_AIM OF THE EXERCISE_:
Reproduce all of the data exactly.

Saved entries:
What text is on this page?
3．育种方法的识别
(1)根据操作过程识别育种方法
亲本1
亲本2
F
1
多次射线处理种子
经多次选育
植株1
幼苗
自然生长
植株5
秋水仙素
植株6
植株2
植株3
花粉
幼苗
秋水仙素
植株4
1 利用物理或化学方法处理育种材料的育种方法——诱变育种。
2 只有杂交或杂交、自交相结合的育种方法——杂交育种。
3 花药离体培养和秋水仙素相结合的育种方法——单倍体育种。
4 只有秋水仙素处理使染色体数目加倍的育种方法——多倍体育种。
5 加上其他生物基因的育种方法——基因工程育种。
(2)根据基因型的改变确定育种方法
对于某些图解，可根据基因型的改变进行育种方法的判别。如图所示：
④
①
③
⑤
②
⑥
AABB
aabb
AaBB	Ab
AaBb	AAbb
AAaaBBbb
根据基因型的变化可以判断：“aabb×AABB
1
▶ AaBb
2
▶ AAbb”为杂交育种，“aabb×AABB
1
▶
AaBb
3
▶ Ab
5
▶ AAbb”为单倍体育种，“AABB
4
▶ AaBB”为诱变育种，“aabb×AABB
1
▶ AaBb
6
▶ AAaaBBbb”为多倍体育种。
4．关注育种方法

_SOLUTION TO THIS PROBLEM_:
What text is on this page?
3．育种方法的识别
(1)根据操作过程识别育种方法
亲本1
亲本2
F
1
多次射线处理种子
经多次选育
植株1
幼苗
自然生长
植株5
秋水仙素
植株6
植株2
植株3
花粉
幼苗
秋水仙素
植株4
1 利用物理或化学方法处理育种材料的育种方法——诱变育种。
2 只有杂交或杂交、自交相结合的育种方法——杂交育种。
3 花药离体培养和秋水仙素相结合的育种方法——单倍体育种。
4 只有秋水仙素处理使染色体数目加倍的育种方法——多倍体育种。
5 加上其他生物基因的育种方法——基因工程育种。
(2)根据基因型的改变确定育种方法
对于某些图解，可根据基因型的改变进行育种方法的判别。如图所示：
④
①
③
⑤
②
⑥
AABB
aabb
AaBB	Ab
AaBb	AAbb
AAaaBBbb
根据基因型的变化可以判断：“aabb×AABB
1
▶ AaBb
2
▶ AAbb”为杂交育种，“aabb×AABB
1
▶
AaBb
3
▶ Ab
5
▶ AAbb”为单倍体育种，“AABB
4
▶ AaBB”为诱变育种，“aabb×AABB
1
▶ AaBb
6
▶ AAaaBBbb”为多倍体育种。
4．关注育种方法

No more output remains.